What you will do
Select lines where the word "name" appears.

** Start Source material **

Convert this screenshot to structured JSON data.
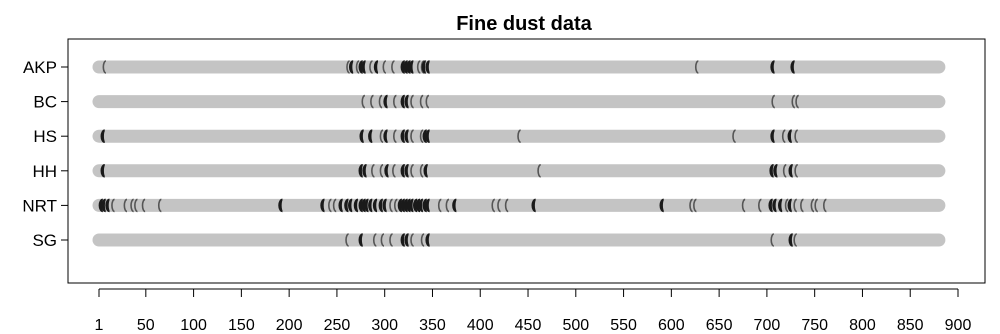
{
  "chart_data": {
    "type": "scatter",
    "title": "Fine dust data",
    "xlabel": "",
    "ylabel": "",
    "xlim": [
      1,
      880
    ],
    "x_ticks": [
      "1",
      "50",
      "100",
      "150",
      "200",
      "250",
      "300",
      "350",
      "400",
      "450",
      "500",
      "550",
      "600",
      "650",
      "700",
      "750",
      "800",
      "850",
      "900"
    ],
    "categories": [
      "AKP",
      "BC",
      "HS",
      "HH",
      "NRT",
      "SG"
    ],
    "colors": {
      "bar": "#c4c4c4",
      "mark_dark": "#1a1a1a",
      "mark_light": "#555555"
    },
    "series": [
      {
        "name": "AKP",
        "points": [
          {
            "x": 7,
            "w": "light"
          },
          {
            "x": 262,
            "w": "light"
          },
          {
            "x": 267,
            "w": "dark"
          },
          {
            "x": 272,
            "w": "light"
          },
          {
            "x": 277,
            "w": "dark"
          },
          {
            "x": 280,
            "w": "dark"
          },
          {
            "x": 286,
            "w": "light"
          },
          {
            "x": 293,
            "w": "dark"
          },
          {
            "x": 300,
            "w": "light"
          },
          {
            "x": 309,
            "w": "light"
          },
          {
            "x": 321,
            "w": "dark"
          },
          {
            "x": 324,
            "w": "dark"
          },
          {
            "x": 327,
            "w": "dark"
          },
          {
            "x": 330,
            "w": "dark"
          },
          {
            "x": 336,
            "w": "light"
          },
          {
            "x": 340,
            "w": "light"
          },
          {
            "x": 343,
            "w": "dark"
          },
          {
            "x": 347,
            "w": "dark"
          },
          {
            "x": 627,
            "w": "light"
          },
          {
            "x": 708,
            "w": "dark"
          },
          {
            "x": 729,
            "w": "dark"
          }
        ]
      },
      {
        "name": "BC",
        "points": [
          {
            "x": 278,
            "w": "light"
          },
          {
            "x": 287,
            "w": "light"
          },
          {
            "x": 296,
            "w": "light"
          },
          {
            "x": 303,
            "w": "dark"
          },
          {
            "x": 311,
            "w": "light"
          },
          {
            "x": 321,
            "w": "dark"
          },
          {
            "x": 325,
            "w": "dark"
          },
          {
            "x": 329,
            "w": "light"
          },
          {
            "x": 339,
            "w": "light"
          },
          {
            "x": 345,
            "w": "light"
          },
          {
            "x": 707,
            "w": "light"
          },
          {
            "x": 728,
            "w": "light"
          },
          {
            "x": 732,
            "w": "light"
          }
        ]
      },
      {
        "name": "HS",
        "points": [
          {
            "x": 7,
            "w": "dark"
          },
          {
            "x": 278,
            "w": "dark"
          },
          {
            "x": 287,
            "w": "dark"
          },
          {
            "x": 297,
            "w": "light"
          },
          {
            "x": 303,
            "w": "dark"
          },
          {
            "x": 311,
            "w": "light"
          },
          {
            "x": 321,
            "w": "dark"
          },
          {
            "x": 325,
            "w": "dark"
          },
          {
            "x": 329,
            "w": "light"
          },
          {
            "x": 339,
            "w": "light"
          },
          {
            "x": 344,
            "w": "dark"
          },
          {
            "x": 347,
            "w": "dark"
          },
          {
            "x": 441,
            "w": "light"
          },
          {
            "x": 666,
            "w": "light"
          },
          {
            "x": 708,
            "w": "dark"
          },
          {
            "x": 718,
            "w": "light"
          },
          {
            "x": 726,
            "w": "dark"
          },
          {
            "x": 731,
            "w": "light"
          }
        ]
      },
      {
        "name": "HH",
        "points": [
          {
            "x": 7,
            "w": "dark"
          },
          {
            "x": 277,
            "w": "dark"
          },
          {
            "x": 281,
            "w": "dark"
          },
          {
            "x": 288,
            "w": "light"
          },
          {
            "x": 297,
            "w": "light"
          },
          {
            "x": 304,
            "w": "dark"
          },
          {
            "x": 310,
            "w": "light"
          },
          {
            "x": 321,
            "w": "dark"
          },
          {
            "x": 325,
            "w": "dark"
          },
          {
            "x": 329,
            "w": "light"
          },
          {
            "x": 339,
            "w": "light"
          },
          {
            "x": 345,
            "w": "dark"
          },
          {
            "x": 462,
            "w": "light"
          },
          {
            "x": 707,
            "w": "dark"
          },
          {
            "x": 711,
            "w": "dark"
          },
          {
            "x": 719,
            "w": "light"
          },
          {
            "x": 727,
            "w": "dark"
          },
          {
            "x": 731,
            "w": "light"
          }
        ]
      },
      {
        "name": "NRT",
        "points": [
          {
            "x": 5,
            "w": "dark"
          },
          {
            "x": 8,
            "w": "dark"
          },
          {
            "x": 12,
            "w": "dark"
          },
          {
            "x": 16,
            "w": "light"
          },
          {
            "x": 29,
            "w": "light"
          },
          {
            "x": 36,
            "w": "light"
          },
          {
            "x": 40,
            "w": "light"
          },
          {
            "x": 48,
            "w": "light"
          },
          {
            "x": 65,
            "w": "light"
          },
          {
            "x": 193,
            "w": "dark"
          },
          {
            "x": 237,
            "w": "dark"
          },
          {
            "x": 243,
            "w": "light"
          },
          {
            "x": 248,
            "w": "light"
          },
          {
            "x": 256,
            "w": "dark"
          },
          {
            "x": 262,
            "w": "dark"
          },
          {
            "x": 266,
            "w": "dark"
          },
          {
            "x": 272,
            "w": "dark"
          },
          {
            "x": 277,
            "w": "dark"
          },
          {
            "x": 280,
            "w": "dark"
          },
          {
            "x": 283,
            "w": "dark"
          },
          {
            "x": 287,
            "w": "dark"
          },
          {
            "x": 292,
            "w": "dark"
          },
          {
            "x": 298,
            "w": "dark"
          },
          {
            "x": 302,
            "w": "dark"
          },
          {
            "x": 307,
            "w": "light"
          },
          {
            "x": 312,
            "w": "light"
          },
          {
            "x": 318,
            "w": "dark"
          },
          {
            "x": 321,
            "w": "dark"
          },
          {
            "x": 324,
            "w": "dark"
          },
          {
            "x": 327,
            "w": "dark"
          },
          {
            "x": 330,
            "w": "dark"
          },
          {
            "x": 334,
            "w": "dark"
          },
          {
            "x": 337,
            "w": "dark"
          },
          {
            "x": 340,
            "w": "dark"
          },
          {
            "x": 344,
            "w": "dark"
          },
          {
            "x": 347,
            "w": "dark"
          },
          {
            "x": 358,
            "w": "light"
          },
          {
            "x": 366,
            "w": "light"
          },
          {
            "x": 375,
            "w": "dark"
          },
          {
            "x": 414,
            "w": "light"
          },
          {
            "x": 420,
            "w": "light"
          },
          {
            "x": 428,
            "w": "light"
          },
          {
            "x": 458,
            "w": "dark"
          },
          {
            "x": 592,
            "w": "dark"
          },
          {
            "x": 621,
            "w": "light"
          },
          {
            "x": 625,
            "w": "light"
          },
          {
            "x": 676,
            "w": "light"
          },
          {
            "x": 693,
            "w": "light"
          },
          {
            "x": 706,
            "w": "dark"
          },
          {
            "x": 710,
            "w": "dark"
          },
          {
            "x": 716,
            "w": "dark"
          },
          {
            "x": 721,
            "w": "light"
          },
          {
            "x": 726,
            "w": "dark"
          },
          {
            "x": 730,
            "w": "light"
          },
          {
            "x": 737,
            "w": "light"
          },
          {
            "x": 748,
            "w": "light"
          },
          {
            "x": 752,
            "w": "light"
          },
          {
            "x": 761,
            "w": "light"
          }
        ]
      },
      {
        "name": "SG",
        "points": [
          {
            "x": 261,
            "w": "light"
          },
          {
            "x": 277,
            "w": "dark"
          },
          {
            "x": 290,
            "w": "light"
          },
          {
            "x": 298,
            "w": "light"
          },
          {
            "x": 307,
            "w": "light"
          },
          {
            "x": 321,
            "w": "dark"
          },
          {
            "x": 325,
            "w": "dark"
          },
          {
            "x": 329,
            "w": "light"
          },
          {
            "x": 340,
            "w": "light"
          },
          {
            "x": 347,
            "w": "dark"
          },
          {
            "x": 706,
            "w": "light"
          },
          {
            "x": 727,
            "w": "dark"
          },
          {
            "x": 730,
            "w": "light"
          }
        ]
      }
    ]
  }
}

** End Source material **

Result of this task
        "name": "AKP",
        "name": "BC",
        "name": "HS",
        "name": "HH",
        "name": "NRT",
        "name": "SG",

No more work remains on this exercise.